• **Aim**
Reproduce the material below line for line, changing nothing.
## BEGIN
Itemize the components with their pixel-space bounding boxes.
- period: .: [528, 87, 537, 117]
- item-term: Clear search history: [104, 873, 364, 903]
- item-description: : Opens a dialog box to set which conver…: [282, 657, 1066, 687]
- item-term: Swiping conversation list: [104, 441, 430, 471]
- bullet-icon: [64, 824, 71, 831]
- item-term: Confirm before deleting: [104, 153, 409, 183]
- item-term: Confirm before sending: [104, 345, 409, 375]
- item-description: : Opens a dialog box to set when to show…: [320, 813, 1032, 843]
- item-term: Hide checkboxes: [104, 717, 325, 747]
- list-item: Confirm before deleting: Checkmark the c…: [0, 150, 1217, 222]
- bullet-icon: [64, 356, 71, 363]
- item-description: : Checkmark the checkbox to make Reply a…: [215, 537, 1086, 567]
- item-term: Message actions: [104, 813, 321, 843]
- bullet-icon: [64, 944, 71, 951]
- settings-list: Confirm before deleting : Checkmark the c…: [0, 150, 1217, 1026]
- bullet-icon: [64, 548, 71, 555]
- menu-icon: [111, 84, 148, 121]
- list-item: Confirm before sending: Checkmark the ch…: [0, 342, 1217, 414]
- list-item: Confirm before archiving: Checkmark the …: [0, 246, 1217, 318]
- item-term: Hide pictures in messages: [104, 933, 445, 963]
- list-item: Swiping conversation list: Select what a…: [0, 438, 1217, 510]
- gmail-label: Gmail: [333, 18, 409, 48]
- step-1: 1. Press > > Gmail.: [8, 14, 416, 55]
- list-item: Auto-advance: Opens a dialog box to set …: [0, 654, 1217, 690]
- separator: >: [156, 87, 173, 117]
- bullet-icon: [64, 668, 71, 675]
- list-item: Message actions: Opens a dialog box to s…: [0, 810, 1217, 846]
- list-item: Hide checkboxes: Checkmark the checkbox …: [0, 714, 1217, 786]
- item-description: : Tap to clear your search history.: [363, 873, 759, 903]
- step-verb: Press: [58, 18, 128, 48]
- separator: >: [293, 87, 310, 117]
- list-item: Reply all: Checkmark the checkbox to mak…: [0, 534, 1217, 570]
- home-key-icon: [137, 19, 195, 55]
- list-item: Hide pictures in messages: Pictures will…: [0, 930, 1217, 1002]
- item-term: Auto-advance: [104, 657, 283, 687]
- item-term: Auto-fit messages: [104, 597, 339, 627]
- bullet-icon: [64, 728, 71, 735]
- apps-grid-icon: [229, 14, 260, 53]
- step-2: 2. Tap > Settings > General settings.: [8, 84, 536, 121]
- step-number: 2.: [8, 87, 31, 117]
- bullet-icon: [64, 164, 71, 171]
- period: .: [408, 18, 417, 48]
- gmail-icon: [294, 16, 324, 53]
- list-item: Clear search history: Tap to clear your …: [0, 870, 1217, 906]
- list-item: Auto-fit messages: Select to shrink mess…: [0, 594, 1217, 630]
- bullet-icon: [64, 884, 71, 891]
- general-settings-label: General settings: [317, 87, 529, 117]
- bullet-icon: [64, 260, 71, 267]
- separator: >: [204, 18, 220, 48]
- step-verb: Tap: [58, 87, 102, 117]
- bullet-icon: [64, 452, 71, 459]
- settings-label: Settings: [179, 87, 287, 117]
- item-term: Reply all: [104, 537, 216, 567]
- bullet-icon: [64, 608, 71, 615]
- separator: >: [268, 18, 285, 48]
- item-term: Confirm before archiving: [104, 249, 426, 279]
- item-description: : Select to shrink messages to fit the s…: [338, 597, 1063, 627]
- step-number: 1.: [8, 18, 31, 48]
## END
• **Answer for the task**
Itemize the components with their pixel-space bounding boxes.
- period: .: [528, 87, 537, 117]
- item-term: Clear search history: [104, 873, 364, 903]
- item-description: : Opens a dialog box to set which conver…: [282, 657, 1066, 687]
- item-term: Swiping conversation list: [104, 441, 430, 471]
- bullet-icon: [64, 824, 71, 831]
- item-term: Confirm before deleting: [104, 153, 409, 183]
- item-term: Confirm before sending: [104, 345, 409, 375]
- item-description: : Opens a dialog box to set when to show…: [320, 813, 1032, 843]
- item-term: Hide checkboxes: [104, 717, 325, 747]
- list-item: Confirm before deleting: Checkmark the c…: [0, 150, 1217, 222]
- bullet-icon: [64, 356, 71, 363]
- item-description: : Checkmark the checkbox to make Reply a…: [215, 537, 1086, 567]
- item-term: Message actions: [104, 813, 321, 843]
- bullet-icon: [64, 944, 71, 951]
- settings-list: Confirm before deleting : Checkmark the c…: [0, 150, 1217, 1026]
- bullet-icon: [64, 548, 71, 555]
- menu-icon: [111, 84, 148, 121]
- list-item: Confirm before sending: Checkmark the ch…: [0, 342, 1217, 414]
- list-item: Confirm before archiving: Checkmark the …: [0, 246, 1217, 318]
- item-term: Hide pictures in messages: [104, 933, 445, 963]
- list-item: Swiping conversation list: Select what a…: [0, 438, 1217, 510]
- gmail-label: Gmail: [333, 18, 409, 48]
- step-1: 1. Press > > Gmail.: [8, 14, 416, 55]
- list-item: Auto-advance: Opens a dialog box to set …: [0, 654, 1217, 690]
- separator: >: [156, 87, 173, 117]
- bullet-icon: [64, 668, 71, 675]
- list-item: Message actions: Opens a dialog box to s…: [0, 810, 1217, 846]
- list-item: Hide checkboxes: Checkmark the checkbox …: [0, 714, 1217, 786]
- item-description: : Tap to clear your search history.: [363, 873, 759, 903]
- step-verb: Press: [58, 18, 128, 48]
- separator: >: [293, 87, 310, 117]
- list-item: Reply all: Checkmark the checkbox to mak…: [0, 534, 1217, 570]
- home-key-icon: [137, 19, 195, 55]
- list-item: Hide pictures in messages: Pictures will…: [0, 930, 1217, 1002]
- item-term: Auto-advance: [104, 657, 283, 687]
- item-term: Auto-fit messages: [104, 597, 339, 627]
- bullet-icon: [64, 728, 71, 735]
- apps-grid-icon: [229, 14, 260, 53]
- step-2: 2. Tap > Settings > General settings.: [8, 84, 536, 121]
- step-number: 2.: [8, 87, 31, 117]
- bullet-icon: [64, 164, 71, 171]
- period: .: [408, 18, 417, 48]
- gmail-icon: [294, 16, 324, 53]
- list-item: Clear search history: Tap to clear your …: [0, 870, 1217, 906]
- list-item: Auto-fit messages: Select to shrink mess…: [0, 594, 1217, 630]
- bullet-icon: [64, 884, 71, 891]
- general-settings-label: General settings: [317, 87, 529, 117]
- bullet-icon: [64, 260, 71, 267]
- separator: >: [204, 18, 220, 48]
- step-verb: Tap: [58, 87, 102, 117]
- bullet-icon: [64, 452, 71, 459]
- settings-label: Settings: [179, 87, 287, 117]
- item-term: Reply all: [104, 537, 216, 567]
- bullet-icon: [64, 608, 71, 615]
- separator: >: [268, 18, 285, 48]
- item-term: Confirm before archiving: [104, 249, 426, 279]
- item-description: : Select to shrink messages to fit the s…: [338, 597, 1063, 627]
- step-number: 1.: [8, 18, 31, 48]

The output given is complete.